→ SOURCE DATA
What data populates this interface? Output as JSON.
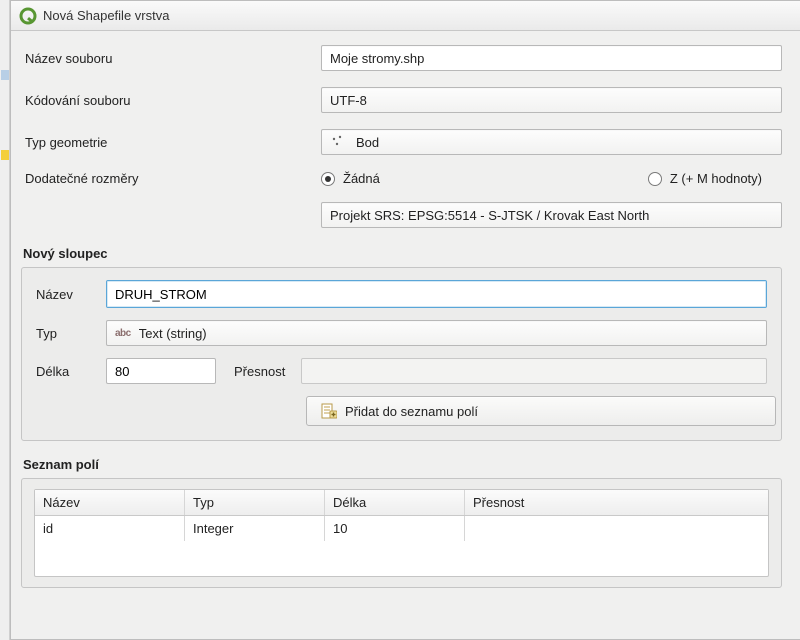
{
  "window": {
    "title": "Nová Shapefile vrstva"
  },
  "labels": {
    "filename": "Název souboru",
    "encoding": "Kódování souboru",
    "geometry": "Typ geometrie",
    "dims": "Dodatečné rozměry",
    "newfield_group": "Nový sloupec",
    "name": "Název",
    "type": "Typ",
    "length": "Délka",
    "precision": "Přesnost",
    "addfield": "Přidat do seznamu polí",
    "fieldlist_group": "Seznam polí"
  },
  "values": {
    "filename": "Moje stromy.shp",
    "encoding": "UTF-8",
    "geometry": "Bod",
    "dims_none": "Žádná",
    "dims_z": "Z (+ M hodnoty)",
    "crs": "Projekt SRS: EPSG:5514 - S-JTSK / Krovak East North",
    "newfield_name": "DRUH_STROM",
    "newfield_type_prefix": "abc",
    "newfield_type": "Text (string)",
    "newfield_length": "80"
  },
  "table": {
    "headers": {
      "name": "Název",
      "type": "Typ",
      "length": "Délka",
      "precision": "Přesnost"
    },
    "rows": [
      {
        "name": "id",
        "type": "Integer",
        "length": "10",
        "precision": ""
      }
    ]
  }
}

→ GOAL
Check each line of the data above for the string "geometry" and report only how many lines have it.

→ OUTPUT BELOW
2